**TASK BRIEF**
Reproduce the data exactly and drop any pictures it holds.

::: PROVIDED MATERIAL

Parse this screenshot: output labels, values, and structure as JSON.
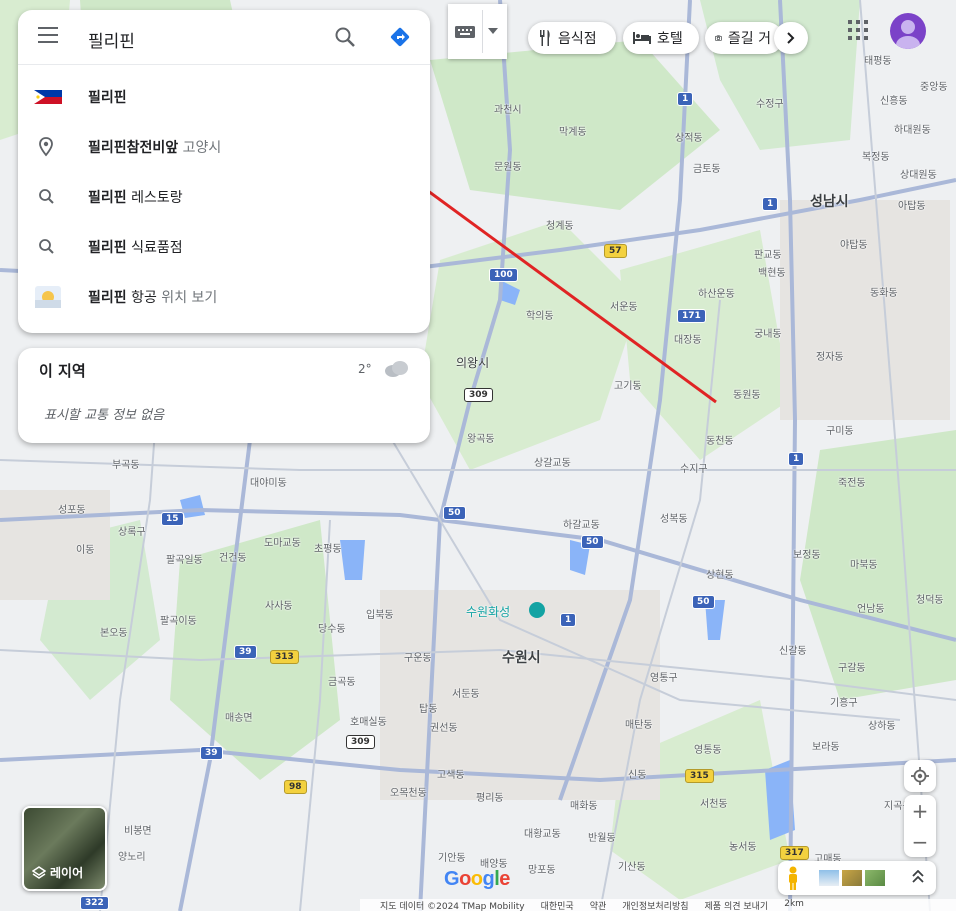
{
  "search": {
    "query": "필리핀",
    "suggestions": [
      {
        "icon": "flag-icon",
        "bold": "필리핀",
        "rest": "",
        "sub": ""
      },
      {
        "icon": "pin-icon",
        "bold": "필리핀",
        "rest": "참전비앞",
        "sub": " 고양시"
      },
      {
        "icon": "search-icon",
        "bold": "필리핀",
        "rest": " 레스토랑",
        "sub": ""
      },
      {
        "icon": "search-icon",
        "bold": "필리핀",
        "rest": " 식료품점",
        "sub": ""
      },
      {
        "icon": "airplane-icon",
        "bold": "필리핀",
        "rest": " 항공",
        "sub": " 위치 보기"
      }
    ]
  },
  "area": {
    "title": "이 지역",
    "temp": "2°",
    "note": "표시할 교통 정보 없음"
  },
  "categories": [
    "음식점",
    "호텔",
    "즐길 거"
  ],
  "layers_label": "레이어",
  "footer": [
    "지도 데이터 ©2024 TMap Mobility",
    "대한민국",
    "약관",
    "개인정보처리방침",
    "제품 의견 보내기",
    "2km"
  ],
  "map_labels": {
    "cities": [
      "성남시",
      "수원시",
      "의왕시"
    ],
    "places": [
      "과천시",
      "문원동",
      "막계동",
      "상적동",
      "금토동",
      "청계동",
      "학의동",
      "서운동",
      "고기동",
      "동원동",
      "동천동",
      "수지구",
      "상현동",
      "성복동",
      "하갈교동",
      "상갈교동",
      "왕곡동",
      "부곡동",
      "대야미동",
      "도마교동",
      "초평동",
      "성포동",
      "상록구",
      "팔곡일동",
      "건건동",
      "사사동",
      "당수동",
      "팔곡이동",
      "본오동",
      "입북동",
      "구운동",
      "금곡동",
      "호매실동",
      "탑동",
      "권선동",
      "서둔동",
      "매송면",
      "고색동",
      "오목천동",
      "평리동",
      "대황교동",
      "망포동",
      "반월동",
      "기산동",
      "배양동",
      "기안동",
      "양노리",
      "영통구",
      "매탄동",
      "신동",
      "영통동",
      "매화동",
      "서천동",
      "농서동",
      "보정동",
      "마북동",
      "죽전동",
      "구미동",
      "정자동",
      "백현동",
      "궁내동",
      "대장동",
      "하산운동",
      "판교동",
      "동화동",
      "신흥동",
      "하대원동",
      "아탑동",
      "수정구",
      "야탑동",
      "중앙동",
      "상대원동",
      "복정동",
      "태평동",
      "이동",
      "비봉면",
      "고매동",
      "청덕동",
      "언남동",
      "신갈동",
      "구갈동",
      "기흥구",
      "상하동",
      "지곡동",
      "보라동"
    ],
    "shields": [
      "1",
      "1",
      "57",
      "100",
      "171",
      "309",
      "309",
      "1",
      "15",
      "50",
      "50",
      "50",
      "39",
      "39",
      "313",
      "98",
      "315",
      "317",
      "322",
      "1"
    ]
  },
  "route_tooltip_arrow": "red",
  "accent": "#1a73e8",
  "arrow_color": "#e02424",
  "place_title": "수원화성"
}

::::::

**WRITTEN ANSWER**
Parse this screenshot: output labels, values, and structure as JSON.
{
  "search": {
    "query": "필리핀",
    "suggestions": [
      {
        "icon": "flag-icon",
        "bold": "필리핀",
        "rest": "",
        "sub": ""
      },
      {
        "icon": "pin-icon",
        "bold": "필리핀",
        "rest": "참전비앞",
        "sub": " 고양시"
      },
      {
        "icon": "search-icon",
        "bold": "필리핀",
        "rest": " 레스토랑",
        "sub": ""
      },
      {
        "icon": "search-icon",
        "bold": "필리핀",
        "rest": " 식료품점",
        "sub": ""
      },
      {
        "icon": "airplane-icon",
        "bold": "필리핀",
        "rest": " 항공",
        "sub": " 위치 보기"
      }
    ]
  },
  "area": {
    "title": "이 지역",
    "temp": "2°",
    "note": "표시할 교통 정보 없음"
  },
  "categories": [
    "음식점",
    "호텔",
    "즐길 거"
  ],
  "layers_label": "레이어",
  "footer": [
    "지도 데이터 ©2024 TMap Mobility",
    "대한민국",
    "약관",
    "개인정보처리방침",
    "제품 의견 보내기",
    "2km"
  ],
  "map_labels": {
    "cities": [
      "성남시",
      "수원시",
      "의왕시"
    ],
    "places": [
      "과천시",
      "문원동",
      "막계동",
      "상적동",
      "금토동",
      "청계동",
      "학의동",
      "서운동",
      "고기동",
      "동원동",
      "동천동",
      "수지구",
      "상현동",
      "성복동",
      "하갈교동",
      "상갈교동",
      "왕곡동",
      "부곡동",
      "대야미동",
      "도마교동",
      "초평동",
      "성포동",
      "상록구",
      "팔곡일동",
      "건건동",
      "사사동",
      "당수동",
      "팔곡이동",
      "본오동",
      "입북동",
      "구운동",
      "금곡동",
      "호매실동",
      "탑동",
      "권선동",
      "서둔동",
      "매송면",
      "고색동",
      "오목천동",
      "평리동",
      "대황교동",
      "망포동",
      "반월동",
      "기산동",
      "배양동",
      "기안동",
      "양노리",
      "영통구",
      "매탄동",
      "신동",
      "영통동",
      "매화동",
      "서천동",
      "농서동",
      "보정동",
      "마북동",
      "죽전동",
      "구미동",
      "정자동",
      "백현동",
      "궁내동",
      "대장동",
      "하산운동",
      "판교동",
      "동화동",
      "신흥동",
      "하대원동",
      "아탑동",
      "수정구",
      "야탑동",
      "중앙동",
      "상대원동",
      "복정동",
      "태평동",
      "이동",
      "비봉면",
      "고매동",
      "청덕동",
      "언남동",
      "신갈동",
      "구갈동",
      "기흥구",
      "상하동",
      "지곡동",
      "보라동"
    ],
    "shields": [
      "1",
      "1",
      "57",
      "100",
      "171",
      "309",
      "309",
      "1",
      "15",
      "50",
      "50",
      "50",
      "39",
      "39",
      "313",
      "98",
      "315",
      "317",
      "322",
      "1"
    ]
  },
  "route_tooltip_arrow": "red",
  "accent": "#1a73e8",
  "arrow_color": "#e02424",
  "place_title": "수원화성"
}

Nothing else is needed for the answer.